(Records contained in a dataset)
·····
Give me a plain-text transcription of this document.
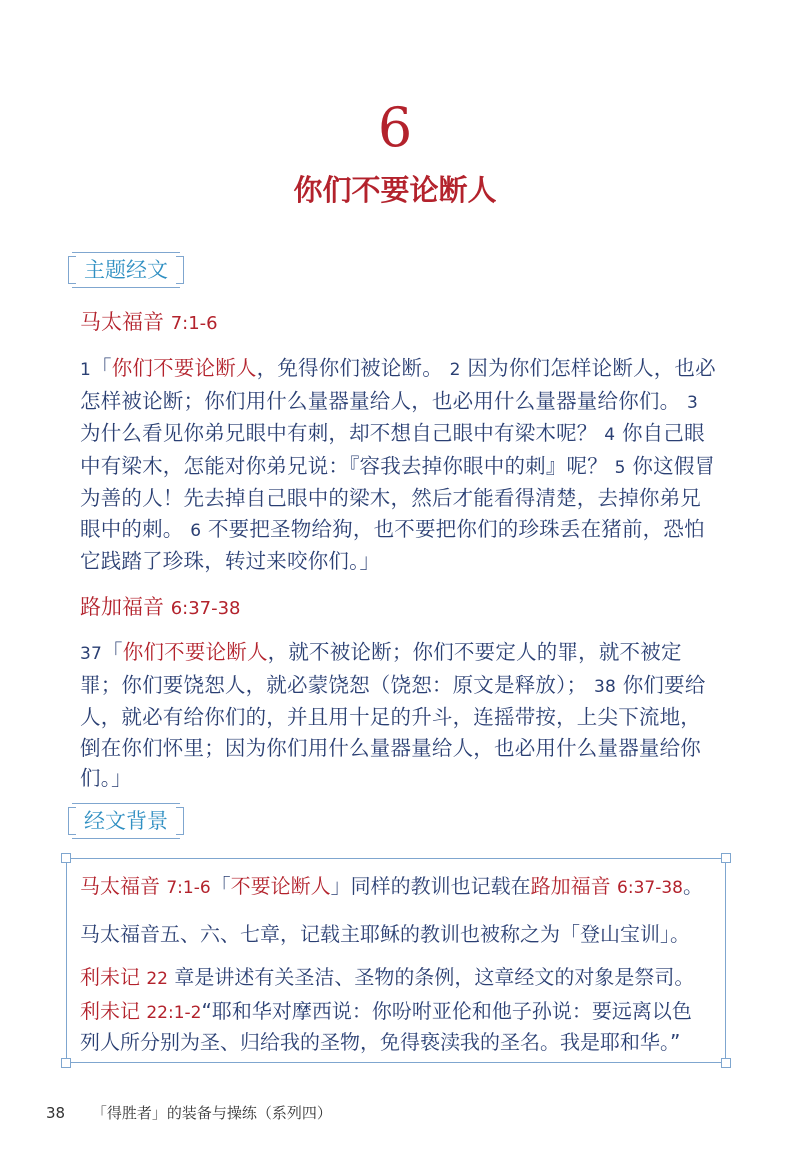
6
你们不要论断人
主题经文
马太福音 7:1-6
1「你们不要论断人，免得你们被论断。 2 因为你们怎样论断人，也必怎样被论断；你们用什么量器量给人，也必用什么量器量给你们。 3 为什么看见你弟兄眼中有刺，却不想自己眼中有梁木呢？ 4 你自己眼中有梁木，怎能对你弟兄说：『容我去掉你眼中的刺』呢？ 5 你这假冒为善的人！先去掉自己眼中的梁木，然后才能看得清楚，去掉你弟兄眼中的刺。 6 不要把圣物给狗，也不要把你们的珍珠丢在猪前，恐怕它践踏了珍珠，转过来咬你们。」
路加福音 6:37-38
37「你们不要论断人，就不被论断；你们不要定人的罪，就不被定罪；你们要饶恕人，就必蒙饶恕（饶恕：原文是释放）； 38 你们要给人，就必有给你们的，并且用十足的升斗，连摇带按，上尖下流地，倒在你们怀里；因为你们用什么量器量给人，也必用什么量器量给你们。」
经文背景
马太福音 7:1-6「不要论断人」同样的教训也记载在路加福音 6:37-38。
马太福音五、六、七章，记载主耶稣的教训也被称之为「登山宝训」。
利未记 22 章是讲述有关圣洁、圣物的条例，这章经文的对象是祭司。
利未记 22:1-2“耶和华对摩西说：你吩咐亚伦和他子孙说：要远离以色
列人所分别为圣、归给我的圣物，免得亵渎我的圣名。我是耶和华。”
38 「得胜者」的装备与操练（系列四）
·····
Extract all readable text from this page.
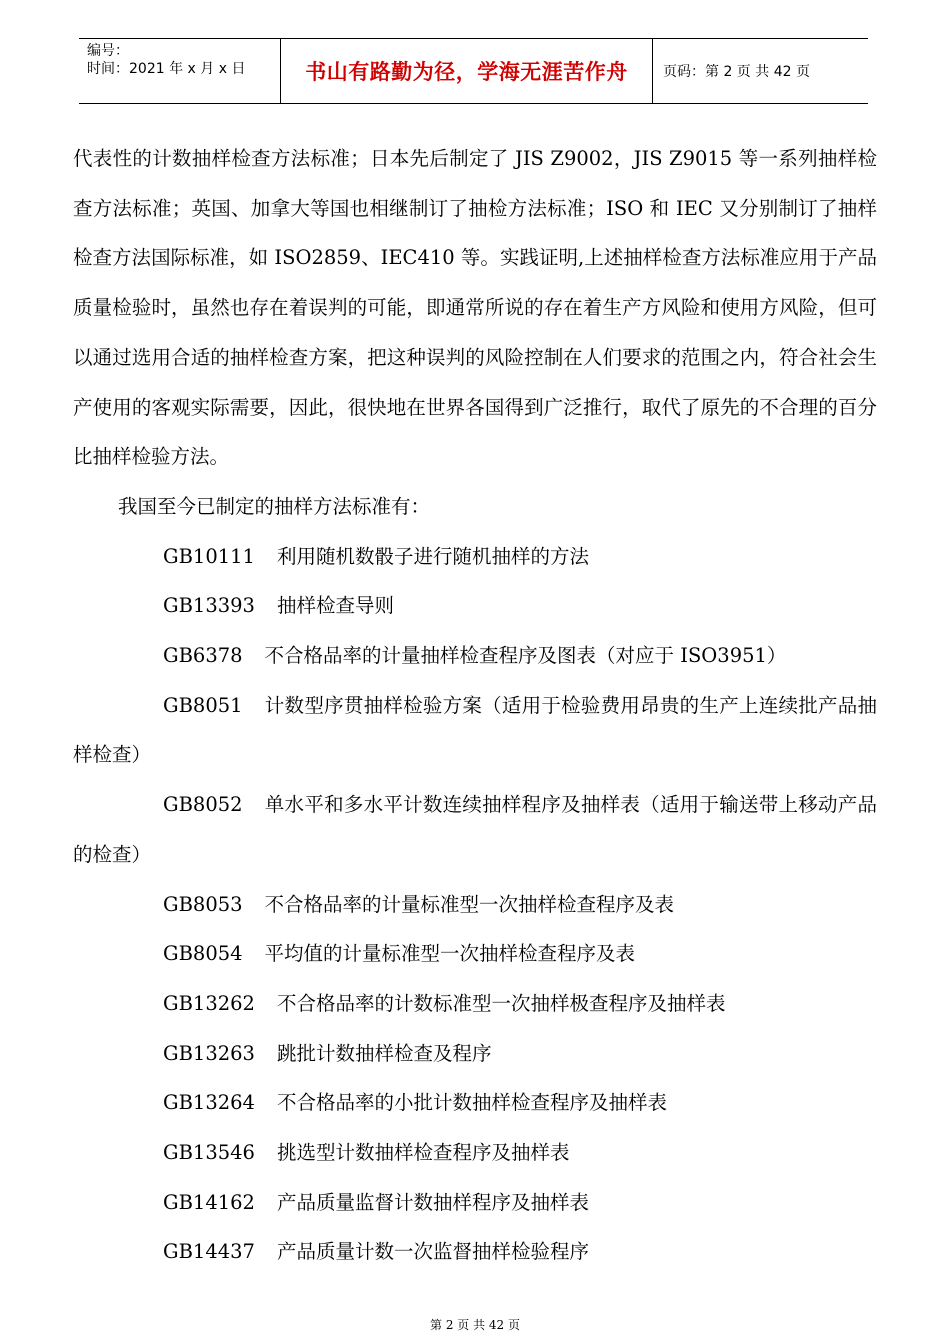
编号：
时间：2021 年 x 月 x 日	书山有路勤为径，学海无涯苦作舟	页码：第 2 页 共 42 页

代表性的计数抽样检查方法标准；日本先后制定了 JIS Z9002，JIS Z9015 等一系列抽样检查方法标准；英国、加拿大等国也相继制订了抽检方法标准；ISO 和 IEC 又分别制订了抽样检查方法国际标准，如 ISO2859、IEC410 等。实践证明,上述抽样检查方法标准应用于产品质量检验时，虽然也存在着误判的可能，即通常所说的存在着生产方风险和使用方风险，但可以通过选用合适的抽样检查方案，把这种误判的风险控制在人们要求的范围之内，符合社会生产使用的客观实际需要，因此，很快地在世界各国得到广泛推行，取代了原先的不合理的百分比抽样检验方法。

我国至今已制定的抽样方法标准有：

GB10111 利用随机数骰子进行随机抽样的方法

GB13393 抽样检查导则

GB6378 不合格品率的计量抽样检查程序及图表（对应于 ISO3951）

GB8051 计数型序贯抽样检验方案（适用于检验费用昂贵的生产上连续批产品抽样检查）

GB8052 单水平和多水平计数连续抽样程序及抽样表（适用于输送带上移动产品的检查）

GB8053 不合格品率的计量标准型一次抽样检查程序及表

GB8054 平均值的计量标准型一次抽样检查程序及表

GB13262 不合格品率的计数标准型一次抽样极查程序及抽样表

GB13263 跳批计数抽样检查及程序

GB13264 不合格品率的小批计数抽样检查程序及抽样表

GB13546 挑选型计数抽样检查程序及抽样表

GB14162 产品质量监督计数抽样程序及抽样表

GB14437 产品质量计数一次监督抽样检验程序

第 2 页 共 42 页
·····
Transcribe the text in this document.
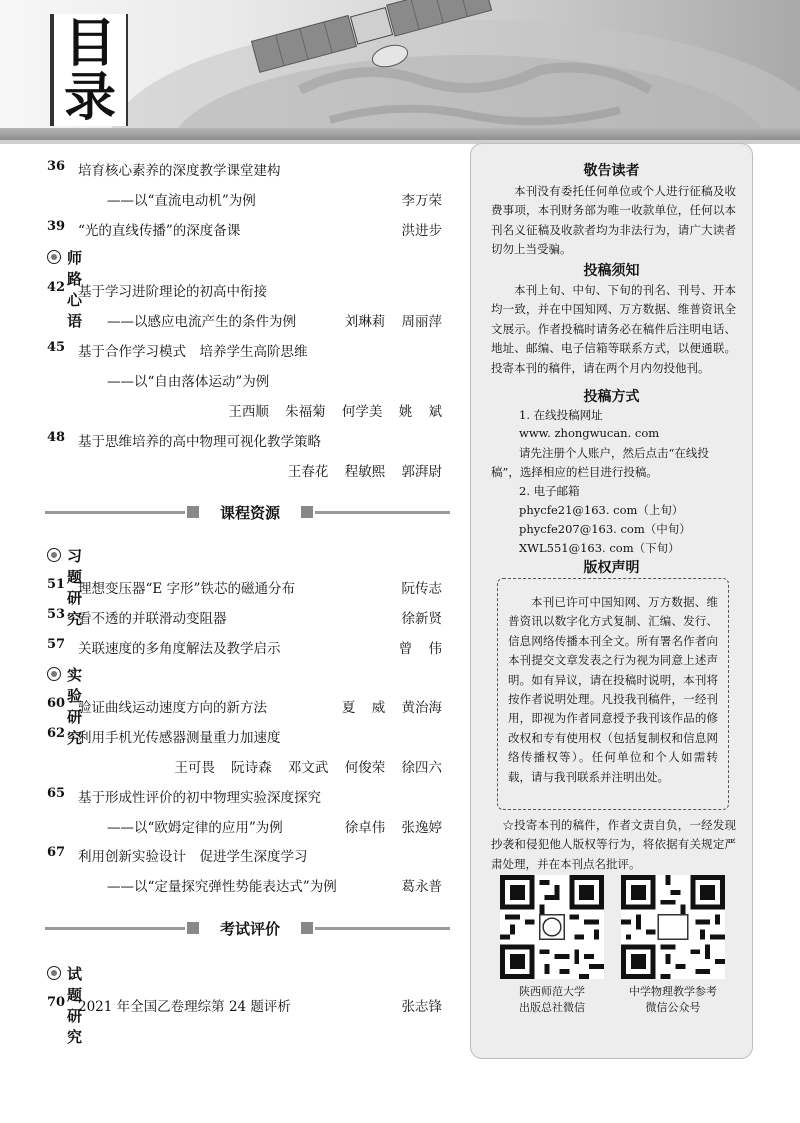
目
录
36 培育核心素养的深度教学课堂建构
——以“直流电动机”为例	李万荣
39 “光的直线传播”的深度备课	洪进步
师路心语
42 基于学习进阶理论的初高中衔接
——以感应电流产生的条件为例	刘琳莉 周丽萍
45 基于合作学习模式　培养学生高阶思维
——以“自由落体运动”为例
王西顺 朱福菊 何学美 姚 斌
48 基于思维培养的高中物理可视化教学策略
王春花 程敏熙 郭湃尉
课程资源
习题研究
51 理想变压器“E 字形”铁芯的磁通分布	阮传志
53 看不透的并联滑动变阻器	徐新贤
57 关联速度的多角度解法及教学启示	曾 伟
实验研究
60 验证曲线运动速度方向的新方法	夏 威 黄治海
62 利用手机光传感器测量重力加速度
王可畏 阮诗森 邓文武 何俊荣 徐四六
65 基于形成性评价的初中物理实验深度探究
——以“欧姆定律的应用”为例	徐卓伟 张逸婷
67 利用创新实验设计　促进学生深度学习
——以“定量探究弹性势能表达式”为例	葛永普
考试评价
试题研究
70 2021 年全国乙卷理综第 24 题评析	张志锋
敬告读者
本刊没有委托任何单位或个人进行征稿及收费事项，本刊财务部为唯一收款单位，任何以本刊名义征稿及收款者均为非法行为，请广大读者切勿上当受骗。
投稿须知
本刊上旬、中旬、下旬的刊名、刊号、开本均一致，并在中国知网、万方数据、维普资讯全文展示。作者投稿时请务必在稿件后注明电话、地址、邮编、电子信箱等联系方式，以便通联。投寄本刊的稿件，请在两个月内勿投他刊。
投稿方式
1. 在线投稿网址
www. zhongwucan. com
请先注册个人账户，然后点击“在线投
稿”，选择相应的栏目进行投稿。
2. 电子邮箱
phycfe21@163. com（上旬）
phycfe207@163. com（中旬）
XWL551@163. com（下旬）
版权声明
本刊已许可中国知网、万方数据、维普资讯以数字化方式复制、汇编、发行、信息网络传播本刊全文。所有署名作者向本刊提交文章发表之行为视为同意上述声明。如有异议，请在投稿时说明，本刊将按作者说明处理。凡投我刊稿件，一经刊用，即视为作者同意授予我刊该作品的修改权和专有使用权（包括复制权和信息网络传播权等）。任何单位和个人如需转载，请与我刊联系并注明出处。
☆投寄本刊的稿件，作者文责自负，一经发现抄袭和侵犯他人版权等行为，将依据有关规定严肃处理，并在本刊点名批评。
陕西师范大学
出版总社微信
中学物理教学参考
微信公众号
·····
» TO DO
Using the listing, say how many lines include the word "text", and add nothing else.

» RESULT OF THE TASK
3